**Exercise materials:**
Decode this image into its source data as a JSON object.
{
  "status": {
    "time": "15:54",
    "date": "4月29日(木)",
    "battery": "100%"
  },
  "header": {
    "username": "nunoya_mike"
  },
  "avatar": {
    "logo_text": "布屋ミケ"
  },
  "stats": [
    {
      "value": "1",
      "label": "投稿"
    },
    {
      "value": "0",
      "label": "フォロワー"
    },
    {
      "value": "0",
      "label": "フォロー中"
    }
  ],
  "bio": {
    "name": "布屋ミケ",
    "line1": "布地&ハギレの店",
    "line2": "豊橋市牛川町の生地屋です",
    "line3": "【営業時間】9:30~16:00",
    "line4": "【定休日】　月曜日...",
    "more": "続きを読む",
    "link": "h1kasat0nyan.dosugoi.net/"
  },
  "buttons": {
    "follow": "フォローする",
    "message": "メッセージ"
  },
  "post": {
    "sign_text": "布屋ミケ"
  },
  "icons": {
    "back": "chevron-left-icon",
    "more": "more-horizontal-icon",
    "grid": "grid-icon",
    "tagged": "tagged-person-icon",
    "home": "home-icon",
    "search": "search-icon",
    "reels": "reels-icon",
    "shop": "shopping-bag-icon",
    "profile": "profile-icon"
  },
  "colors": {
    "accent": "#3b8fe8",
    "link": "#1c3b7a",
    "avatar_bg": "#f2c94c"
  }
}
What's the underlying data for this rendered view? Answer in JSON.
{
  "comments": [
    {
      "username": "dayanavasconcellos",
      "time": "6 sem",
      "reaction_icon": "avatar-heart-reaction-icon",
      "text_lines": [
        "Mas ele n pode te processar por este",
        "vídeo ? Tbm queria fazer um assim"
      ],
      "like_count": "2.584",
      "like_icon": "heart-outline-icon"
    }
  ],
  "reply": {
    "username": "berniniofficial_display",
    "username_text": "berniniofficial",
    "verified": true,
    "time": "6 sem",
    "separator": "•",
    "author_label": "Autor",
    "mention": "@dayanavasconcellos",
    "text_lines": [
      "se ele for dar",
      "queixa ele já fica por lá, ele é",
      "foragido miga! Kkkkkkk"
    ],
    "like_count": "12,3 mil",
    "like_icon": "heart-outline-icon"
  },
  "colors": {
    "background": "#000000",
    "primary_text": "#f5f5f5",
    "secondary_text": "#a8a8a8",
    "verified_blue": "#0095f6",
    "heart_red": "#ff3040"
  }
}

**What the task requires:** Pick out and copy the lines of the entries that hold the string "this".

**Solution:**
Decode this image into its source data as a JSON object.
What's the underlying data for this rendered view? Answer in JSON.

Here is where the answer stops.